[Given text]:
Grand Slam singles results
- US Open: F (1910, 1916)

Doubles

Grand Slam doubles results
- US Open: F (1914, 1915)

Grand Slam mixed doubles results
- US Open: F (1908, 1909)

= Louise Hammond Raymond =

American tennis player

Louise Hammond Raymond (née Hammond; December 29, 1886 - August 3, 1991) was an American tennis player.

==Career==
She reached the women's singles final of the 1910 U.S. National Championships which she lost to compatriot Hazel Hotchkiss Wightman in straight sets. She again reached the women's singles final in 1916 and this time was defeated by the Norwegian Molla Bjurstedt 0–6, 1–6 in 22 minutes. This was the shortest Grand Slam final in history.

In 1909 she reached the finals of the women's doubles at the U.S. Indoor Championships.

In 1908 and 1909 she reached the mixed doubles finals at the U.S. National Championships together with Raymond Little.

In 1910 she won the Middle States Championships after defeating Mrs. G. L. Chapman in the final round and the default of Carrie Neely in the challenge round.

[Exercise goal]: From the text on Louise Hammond Raymond, output word for word the portion starting with "In 1909 she" and going on through "with Raymond Little.".

[Dataset records]:

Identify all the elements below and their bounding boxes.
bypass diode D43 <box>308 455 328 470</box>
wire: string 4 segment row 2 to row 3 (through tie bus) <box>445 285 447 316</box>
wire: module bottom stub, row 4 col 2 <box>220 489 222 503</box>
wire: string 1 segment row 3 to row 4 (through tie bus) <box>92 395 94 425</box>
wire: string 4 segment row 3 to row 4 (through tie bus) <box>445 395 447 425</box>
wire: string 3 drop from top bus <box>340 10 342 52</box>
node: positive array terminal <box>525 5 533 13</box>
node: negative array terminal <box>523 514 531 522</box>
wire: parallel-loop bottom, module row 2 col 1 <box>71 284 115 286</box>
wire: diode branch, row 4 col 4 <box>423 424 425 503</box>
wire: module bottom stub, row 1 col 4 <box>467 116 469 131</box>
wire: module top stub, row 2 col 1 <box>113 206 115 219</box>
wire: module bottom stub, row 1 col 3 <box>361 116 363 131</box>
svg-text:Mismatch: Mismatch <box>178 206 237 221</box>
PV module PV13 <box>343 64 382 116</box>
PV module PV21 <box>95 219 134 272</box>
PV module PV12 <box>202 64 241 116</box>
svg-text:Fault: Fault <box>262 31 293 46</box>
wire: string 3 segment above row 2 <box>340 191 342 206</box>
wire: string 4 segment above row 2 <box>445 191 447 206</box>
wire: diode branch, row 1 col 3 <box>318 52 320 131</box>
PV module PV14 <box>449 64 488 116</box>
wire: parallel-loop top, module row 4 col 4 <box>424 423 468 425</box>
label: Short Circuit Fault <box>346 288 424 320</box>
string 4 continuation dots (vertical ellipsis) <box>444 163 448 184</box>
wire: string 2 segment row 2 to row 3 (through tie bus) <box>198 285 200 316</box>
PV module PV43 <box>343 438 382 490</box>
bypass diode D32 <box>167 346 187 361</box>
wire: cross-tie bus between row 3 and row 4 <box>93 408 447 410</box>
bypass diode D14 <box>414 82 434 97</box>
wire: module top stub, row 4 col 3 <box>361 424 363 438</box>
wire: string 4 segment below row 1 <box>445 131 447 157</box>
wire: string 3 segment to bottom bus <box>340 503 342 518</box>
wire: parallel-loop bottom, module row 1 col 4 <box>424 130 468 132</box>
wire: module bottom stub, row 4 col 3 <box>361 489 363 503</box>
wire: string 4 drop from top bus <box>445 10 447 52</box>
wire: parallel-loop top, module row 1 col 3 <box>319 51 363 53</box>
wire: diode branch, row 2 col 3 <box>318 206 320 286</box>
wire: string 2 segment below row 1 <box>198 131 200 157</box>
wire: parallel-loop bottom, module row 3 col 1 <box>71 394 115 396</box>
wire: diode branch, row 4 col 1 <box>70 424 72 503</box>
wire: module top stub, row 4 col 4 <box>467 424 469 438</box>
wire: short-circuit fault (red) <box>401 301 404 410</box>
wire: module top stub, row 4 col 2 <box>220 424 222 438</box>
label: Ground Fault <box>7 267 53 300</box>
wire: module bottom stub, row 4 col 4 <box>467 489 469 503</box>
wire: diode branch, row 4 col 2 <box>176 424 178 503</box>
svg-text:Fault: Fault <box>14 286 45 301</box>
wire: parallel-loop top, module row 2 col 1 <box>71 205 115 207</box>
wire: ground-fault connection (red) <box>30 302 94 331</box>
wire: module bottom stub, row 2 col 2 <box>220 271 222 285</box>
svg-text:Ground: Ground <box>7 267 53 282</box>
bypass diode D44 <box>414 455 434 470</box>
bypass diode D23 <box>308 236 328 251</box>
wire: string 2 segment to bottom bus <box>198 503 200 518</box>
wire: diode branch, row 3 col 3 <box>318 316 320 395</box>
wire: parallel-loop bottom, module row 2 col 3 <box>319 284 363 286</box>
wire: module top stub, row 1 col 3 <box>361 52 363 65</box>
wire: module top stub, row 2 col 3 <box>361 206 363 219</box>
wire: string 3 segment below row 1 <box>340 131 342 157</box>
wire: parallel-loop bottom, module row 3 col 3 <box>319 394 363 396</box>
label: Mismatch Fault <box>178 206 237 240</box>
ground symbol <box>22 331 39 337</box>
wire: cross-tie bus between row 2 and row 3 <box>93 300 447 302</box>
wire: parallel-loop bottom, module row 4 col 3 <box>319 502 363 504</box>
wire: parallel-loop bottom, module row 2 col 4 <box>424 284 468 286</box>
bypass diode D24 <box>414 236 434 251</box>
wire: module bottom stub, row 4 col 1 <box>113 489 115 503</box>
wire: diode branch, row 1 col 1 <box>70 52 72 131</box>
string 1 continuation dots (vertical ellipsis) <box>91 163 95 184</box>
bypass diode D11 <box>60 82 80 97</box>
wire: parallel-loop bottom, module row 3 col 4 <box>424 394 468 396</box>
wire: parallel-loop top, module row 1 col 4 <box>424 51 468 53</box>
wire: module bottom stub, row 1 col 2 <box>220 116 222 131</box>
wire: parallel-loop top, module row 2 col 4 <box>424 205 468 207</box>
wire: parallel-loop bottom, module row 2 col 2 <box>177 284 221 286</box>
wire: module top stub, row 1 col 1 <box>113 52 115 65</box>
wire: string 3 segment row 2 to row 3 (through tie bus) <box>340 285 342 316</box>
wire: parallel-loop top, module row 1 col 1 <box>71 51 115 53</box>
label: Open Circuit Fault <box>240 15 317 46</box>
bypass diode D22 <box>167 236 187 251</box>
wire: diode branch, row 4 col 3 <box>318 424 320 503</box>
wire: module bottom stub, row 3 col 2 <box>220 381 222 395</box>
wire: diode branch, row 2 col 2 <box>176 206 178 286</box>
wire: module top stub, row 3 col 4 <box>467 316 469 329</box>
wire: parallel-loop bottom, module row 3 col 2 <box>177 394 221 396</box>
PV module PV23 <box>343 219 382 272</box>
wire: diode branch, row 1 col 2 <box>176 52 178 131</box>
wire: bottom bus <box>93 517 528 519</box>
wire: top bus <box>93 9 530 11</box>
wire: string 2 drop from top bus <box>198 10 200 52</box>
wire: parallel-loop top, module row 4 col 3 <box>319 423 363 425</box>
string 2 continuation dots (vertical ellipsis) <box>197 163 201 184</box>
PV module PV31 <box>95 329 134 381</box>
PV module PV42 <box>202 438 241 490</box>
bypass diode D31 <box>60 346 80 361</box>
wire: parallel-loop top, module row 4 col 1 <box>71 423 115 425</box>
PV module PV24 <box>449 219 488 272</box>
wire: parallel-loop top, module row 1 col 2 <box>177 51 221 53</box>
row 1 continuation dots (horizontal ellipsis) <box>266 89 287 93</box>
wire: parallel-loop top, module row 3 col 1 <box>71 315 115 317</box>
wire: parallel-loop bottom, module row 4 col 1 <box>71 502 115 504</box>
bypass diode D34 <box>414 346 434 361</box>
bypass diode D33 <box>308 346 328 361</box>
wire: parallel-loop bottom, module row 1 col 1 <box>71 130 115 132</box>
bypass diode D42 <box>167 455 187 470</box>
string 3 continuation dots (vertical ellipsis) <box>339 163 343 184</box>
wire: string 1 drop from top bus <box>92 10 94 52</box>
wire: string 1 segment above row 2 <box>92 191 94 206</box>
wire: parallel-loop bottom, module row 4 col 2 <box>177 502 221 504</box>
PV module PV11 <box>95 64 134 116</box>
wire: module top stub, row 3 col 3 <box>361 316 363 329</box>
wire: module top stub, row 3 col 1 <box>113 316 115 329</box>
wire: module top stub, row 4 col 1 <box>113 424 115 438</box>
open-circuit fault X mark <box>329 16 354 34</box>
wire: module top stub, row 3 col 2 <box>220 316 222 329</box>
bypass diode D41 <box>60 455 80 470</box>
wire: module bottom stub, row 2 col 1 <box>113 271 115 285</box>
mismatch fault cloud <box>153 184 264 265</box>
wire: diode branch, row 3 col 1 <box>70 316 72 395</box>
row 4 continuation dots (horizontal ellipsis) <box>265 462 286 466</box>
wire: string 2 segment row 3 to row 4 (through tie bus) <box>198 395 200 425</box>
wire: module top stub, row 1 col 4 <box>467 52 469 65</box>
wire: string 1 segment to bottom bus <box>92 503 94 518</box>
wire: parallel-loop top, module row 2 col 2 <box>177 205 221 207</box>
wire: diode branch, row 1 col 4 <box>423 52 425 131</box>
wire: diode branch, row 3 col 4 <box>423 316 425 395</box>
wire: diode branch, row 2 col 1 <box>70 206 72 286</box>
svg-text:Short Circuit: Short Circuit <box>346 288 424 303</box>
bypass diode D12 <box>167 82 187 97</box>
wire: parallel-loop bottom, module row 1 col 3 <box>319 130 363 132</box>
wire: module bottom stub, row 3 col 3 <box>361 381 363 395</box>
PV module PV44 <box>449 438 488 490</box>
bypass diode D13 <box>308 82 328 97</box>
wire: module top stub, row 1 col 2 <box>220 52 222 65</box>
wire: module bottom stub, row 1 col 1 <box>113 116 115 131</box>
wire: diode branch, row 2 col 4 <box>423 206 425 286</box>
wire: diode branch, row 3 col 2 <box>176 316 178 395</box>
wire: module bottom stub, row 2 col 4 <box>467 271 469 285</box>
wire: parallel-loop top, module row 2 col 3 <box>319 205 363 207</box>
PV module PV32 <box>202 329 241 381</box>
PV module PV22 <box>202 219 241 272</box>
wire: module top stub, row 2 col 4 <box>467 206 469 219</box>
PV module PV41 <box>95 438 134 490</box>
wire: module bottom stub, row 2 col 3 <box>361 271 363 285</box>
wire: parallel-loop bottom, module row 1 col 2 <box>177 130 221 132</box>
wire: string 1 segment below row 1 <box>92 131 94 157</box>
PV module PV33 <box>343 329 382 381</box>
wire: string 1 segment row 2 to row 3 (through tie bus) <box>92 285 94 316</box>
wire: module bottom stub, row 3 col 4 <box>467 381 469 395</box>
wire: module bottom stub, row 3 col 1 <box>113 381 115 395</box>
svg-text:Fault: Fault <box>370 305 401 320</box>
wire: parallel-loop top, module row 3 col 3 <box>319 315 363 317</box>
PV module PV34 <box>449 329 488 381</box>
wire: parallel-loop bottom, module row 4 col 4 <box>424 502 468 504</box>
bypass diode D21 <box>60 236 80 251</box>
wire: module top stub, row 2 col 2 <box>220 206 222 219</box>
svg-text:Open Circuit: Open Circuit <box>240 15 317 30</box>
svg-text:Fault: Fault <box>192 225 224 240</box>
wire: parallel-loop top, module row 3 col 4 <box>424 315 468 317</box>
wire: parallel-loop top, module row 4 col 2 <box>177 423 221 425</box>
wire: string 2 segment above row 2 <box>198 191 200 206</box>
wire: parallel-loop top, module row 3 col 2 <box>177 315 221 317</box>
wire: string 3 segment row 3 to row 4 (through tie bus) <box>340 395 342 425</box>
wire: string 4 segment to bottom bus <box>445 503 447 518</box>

[Answer section]:
In 1909 she reached the finals of the women's doubles at the U.S. Indoor Championships.

In 1908 and 1909 she reached the mixed doubles finals at the U.S. National Championships together with Raymond Little.